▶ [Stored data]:
===============

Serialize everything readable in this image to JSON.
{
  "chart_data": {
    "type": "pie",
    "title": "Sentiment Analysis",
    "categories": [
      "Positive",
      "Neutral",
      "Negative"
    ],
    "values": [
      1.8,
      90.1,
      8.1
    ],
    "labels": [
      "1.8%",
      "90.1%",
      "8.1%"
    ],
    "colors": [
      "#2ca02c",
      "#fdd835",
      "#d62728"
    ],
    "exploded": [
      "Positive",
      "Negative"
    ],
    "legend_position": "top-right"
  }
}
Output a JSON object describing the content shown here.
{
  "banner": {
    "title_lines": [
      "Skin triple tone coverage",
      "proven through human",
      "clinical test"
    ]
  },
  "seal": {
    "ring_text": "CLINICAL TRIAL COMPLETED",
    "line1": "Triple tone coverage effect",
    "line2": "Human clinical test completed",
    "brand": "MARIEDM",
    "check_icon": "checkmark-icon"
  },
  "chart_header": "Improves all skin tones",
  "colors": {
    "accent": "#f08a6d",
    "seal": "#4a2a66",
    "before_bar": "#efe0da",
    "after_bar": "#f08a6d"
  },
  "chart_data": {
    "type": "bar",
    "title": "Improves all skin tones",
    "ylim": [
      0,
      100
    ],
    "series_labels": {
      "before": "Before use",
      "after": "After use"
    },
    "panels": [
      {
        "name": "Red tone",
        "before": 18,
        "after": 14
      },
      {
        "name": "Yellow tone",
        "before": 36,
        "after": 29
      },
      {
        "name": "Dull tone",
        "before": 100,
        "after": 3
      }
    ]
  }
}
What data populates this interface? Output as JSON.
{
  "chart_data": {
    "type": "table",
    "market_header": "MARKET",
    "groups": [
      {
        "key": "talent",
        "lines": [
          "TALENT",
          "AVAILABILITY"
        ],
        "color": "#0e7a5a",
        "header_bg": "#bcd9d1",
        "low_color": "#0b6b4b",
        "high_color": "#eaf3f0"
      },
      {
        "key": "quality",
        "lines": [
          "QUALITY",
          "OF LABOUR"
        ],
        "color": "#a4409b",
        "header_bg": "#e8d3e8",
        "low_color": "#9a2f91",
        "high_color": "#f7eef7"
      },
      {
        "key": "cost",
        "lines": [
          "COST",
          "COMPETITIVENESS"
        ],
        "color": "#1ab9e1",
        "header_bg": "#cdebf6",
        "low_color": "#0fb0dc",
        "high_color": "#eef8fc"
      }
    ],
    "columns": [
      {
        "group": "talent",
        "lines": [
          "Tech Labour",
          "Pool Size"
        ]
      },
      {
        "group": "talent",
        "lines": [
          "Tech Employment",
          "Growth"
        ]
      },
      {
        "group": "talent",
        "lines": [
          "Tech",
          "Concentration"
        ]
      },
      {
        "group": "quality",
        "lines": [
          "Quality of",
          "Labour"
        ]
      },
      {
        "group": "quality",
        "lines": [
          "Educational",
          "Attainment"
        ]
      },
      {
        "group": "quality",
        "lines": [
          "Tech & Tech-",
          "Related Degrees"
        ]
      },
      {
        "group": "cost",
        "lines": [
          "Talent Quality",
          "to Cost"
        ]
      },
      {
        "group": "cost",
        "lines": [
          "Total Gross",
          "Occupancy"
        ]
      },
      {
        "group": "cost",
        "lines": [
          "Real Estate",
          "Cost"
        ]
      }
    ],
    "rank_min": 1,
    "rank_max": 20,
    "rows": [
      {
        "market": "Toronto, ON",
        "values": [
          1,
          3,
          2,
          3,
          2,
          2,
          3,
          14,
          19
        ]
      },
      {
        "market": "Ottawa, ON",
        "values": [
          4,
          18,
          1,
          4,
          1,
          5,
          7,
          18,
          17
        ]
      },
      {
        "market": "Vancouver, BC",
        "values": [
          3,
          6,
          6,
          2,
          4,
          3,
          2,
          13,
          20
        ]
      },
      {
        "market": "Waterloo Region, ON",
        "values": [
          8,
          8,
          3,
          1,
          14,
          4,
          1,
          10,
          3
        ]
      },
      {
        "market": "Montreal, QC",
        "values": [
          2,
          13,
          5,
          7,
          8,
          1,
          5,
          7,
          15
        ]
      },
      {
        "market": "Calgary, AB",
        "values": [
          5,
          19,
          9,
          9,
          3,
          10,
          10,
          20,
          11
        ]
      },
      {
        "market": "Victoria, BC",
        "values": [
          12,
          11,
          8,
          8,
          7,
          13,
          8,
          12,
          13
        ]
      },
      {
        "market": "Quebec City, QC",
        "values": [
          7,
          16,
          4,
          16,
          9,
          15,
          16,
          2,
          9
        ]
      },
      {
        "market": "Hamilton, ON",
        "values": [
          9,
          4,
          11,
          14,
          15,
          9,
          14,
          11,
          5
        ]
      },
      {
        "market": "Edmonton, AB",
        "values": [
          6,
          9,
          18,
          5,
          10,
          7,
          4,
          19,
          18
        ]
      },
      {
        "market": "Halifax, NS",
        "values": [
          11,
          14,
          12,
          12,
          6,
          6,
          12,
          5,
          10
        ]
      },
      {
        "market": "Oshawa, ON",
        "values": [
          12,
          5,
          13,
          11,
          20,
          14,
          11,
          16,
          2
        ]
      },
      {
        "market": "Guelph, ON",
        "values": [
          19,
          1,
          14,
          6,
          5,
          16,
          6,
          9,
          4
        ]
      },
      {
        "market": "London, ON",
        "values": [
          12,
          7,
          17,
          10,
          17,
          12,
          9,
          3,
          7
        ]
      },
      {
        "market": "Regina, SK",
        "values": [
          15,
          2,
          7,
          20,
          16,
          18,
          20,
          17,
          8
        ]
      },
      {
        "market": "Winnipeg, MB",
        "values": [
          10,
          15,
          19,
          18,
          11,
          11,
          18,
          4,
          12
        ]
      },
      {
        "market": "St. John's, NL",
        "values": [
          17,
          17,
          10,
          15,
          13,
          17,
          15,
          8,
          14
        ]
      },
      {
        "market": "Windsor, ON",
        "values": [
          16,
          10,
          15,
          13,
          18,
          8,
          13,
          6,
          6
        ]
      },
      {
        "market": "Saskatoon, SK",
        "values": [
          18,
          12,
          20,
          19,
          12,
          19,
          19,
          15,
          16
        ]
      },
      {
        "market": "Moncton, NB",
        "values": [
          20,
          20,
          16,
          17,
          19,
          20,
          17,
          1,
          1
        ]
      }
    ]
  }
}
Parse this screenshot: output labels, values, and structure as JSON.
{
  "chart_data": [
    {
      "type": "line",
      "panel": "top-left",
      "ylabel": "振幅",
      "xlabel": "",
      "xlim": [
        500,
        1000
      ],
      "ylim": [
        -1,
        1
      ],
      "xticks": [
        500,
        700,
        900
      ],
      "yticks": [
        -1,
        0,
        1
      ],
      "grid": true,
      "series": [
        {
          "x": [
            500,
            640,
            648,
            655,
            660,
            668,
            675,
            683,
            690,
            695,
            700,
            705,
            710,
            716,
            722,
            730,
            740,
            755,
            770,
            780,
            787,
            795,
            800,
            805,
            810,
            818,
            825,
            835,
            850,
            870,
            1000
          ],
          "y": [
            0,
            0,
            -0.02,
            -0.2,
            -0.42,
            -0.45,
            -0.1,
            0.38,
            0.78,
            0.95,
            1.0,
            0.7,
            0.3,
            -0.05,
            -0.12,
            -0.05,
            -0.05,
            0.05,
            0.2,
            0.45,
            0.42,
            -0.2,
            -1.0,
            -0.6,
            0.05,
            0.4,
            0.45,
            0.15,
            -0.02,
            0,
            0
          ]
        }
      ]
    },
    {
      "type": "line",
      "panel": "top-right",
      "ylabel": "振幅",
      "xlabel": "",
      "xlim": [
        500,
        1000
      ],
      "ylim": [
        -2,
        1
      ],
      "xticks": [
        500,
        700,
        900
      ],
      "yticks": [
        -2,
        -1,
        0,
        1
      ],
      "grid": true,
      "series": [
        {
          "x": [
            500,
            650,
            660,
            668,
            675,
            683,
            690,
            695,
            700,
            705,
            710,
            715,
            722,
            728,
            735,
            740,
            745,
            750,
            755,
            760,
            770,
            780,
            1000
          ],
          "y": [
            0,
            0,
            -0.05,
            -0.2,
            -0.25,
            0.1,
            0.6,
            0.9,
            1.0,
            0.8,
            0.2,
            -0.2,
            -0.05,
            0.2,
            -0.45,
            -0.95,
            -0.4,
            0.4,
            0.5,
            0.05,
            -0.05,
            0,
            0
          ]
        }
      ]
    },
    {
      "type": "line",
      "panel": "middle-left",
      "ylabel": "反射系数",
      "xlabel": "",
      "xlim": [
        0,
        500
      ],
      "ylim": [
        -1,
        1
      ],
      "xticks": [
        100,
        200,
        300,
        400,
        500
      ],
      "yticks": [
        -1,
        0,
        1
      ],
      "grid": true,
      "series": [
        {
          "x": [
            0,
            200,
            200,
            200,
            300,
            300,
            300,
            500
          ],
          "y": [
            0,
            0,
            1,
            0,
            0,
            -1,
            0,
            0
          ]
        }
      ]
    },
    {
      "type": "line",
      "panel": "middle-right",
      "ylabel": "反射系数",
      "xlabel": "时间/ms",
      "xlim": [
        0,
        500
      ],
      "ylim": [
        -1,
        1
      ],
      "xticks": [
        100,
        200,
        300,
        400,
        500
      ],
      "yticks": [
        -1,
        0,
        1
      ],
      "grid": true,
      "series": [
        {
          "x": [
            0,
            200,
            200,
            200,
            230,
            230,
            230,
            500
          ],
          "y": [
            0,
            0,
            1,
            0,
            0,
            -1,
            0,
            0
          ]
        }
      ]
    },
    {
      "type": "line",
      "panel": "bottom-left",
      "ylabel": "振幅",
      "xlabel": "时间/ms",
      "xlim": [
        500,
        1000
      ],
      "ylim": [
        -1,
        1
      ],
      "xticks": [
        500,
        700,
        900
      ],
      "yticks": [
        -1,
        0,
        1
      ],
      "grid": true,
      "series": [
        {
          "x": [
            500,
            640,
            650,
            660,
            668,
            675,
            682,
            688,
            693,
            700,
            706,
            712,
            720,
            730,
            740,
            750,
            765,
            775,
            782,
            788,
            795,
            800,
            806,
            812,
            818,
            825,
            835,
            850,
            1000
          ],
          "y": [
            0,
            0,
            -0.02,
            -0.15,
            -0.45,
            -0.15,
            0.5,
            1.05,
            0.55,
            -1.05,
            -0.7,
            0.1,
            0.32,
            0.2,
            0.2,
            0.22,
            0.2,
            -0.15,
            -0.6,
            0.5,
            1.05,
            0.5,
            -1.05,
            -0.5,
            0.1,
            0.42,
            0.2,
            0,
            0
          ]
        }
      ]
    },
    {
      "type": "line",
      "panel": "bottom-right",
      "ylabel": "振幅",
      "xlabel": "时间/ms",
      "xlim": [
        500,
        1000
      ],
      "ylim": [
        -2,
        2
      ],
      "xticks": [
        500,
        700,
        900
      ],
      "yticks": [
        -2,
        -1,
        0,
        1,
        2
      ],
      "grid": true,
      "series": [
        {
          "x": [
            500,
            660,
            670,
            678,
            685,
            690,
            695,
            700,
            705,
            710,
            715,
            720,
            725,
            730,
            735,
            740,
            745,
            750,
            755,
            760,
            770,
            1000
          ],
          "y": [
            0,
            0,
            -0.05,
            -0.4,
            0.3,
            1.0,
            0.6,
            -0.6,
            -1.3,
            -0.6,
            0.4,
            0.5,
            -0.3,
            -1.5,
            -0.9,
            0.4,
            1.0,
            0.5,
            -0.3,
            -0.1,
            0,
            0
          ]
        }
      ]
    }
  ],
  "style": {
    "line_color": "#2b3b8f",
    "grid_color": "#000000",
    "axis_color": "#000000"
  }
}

===============

▶ [Goal of the exercise]: Return every line in the listing that contains the word "JSON".

▶ [The completed task]:
Serialize everything readable in this image to JSON.
Output a JSON object describing the content shown here.
What data populates this interface? Output as JSON.
Parse this screenshot: output labels, values, and structure as JSON.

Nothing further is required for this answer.